[EXERCISE PROMPT]:
Could you copy out, word for word, the data lines starting with the line that contains "x-tick-label: 80 xyxy=(387,374,399,386)" and going on through the line that contains "y2-tick-label: 0,1 xyxy=(60,267,72,282)"?

[EXTRACTED INFORMATION]:
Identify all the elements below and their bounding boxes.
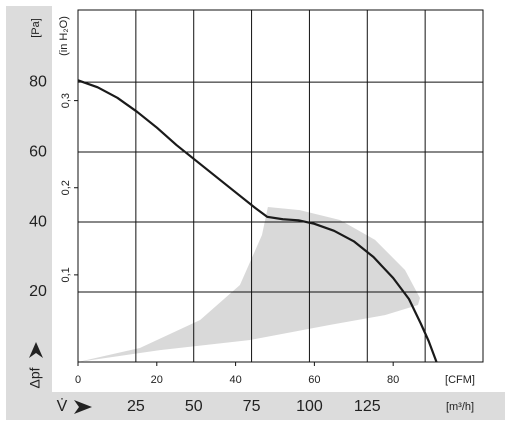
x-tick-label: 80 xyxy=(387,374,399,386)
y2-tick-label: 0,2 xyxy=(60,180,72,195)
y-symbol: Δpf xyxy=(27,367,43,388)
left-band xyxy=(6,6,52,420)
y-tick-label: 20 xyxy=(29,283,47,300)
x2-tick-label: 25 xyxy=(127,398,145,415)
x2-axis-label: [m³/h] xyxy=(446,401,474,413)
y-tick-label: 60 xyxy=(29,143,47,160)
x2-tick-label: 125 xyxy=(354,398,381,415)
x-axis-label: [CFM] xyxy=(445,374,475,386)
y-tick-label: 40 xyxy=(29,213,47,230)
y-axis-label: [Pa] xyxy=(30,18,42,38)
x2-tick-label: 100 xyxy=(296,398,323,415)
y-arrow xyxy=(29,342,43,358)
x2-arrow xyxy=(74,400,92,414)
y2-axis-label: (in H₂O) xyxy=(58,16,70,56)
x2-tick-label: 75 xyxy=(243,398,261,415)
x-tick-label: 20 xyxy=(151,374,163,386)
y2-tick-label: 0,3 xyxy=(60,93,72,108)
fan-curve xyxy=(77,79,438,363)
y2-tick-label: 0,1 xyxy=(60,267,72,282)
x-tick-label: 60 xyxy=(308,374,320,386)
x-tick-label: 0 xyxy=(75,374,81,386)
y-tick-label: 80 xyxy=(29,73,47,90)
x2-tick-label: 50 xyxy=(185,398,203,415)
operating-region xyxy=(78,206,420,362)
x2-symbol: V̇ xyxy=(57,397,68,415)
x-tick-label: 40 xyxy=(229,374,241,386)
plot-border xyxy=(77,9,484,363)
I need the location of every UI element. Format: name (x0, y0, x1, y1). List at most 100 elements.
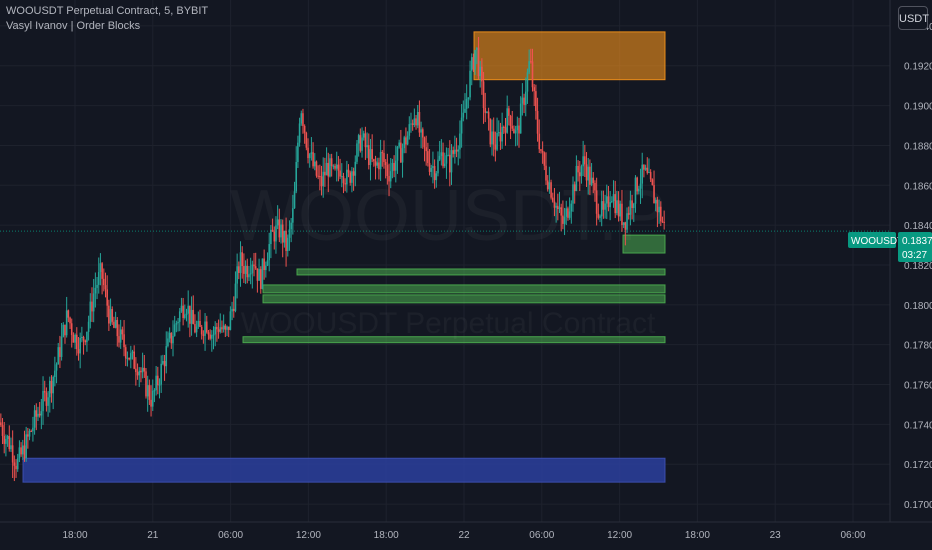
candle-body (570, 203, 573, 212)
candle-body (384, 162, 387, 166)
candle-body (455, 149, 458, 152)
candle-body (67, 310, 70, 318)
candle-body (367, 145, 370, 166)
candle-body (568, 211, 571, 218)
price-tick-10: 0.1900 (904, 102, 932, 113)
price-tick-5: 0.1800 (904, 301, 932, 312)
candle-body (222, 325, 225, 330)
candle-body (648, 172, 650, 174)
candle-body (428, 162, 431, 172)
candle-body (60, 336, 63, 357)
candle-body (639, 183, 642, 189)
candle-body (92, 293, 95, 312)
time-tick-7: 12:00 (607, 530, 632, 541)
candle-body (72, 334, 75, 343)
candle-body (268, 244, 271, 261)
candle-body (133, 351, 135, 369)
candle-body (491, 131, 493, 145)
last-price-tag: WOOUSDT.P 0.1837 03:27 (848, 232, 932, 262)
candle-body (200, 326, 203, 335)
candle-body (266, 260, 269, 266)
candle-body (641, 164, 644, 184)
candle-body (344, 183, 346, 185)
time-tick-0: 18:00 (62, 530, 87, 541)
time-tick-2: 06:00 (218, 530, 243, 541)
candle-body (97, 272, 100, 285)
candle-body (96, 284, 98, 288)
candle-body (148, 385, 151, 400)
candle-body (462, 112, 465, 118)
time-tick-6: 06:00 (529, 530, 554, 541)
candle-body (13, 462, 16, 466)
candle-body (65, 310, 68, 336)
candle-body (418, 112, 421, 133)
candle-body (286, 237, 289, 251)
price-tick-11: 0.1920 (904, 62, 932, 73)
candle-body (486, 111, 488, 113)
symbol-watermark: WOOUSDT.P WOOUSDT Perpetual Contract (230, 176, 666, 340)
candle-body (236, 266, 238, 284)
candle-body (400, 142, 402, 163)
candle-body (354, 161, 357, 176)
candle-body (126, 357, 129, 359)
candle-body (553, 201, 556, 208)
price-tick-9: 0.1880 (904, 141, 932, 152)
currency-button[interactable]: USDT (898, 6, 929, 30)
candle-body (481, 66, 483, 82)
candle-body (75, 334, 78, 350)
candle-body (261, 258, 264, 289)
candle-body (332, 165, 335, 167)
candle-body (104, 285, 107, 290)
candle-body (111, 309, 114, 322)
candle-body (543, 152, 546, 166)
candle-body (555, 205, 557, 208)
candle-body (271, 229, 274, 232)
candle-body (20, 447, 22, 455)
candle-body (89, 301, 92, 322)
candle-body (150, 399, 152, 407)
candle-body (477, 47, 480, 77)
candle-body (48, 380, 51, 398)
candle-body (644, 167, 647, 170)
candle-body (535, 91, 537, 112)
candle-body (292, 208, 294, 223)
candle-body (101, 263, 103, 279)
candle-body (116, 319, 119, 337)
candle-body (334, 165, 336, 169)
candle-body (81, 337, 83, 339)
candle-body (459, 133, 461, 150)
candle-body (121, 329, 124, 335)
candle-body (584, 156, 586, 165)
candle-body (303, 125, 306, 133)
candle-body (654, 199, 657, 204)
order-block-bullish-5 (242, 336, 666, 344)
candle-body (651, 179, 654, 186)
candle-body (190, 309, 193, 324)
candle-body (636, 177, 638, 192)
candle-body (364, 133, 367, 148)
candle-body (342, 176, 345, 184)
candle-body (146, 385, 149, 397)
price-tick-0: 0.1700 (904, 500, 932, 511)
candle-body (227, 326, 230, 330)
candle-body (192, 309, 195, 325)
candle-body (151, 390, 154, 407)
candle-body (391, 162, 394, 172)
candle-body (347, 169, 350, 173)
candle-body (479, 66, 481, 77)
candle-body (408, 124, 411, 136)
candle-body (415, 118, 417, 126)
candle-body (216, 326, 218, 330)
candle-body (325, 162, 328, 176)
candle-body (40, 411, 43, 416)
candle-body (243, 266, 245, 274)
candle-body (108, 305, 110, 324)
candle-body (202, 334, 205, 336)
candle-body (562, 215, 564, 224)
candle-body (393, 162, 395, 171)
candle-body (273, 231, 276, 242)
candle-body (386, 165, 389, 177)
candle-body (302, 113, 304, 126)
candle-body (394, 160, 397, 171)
==
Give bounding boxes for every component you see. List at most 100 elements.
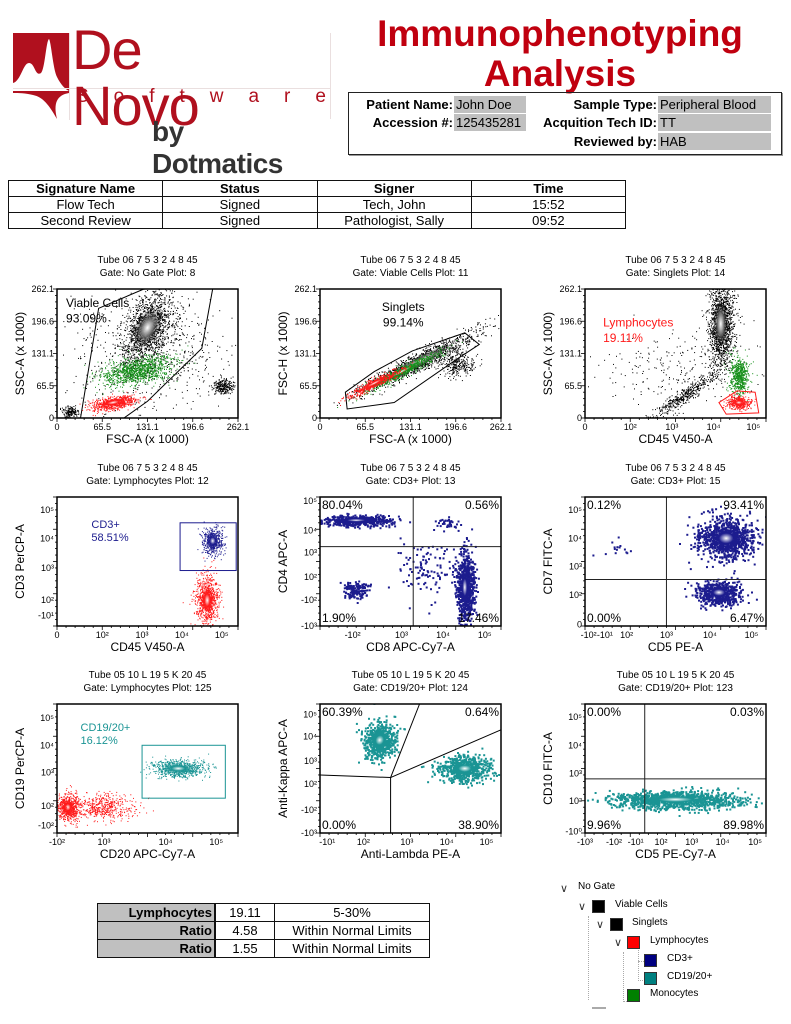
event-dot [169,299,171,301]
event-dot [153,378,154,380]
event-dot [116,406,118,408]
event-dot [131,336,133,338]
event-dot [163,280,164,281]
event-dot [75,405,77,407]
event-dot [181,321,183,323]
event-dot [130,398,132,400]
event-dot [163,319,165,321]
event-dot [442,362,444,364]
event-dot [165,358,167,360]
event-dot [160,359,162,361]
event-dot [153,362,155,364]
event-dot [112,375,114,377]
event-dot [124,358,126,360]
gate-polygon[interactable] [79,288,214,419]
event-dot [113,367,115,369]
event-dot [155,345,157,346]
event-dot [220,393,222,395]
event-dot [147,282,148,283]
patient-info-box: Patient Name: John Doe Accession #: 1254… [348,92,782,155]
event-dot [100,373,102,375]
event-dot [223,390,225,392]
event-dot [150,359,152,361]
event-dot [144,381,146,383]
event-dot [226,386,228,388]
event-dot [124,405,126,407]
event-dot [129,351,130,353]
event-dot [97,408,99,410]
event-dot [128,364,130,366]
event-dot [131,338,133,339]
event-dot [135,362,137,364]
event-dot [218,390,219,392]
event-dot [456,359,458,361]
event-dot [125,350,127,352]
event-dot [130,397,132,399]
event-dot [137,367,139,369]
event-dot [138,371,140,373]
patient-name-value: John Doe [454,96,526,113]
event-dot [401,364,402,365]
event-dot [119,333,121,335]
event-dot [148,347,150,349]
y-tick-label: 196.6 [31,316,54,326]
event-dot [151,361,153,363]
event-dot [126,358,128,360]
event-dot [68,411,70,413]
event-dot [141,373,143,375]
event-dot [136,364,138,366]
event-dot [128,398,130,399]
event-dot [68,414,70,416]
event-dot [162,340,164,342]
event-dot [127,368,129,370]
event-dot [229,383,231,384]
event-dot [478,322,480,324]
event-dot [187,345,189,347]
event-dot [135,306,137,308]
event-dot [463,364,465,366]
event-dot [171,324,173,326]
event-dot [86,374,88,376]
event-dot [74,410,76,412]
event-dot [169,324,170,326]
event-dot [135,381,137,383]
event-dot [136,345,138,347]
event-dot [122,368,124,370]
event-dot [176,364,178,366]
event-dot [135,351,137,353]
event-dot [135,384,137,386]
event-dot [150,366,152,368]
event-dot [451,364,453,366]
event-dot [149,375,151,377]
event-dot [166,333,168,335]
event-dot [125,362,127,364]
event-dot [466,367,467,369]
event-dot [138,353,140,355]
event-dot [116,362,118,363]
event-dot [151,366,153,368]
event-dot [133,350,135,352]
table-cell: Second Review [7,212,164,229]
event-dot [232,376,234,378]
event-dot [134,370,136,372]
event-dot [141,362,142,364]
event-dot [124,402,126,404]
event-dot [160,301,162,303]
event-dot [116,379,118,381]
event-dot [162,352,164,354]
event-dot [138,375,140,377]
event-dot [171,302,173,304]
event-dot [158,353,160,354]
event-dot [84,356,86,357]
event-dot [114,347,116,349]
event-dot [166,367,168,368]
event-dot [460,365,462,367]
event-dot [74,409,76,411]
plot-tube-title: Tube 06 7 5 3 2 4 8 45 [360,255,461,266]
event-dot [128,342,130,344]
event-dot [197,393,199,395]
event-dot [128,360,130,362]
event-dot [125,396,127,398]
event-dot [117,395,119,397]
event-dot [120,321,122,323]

[RESPONSE]:
x-tick-label: 80 xyxy=(387,374,399,386)
y2-tick-label: 0,2 xyxy=(60,180,72,195)
y-symbol: Δpf xyxy=(27,367,43,388)
left-band xyxy=(6,6,52,420)
y-tick-label: 20 xyxy=(29,283,47,300)
x2-tick-label: 25 xyxy=(127,398,145,415)
x2-axis-label: [m³/h] xyxy=(446,401,474,413)
y-tick-label: 60 xyxy=(29,143,47,160)
x2-tick-label: 125 xyxy=(354,398,381,415)
x-axis-label: [CFM] xyxy=(445,374,475,386)
y-tick-label: 40 xyxy=(29,213,47,230)
y-axis-label: [Pa] xyxy=(30,18,42,38)
x2-tick-label: 100 xyxy=(296,398,323,415)
y-arrow xyxy=(29,342,43,358)
x2-arrow xyxy=(74,400,92,414)
y2-axis-label: (in H₂O) xyxy=(58,16,70,56)
x2-tick-label: 75 xyxy=(243,398,261,415)
x-tick-label: 20 xyxy=(151,374,163,386)
y2-tick-label: 0,3 xyxy=(60,93,72,108)
fan-curve xyxy=(77,79,438,363)
y2-tick-label: 0,1 xyxy=(60,267,72,282)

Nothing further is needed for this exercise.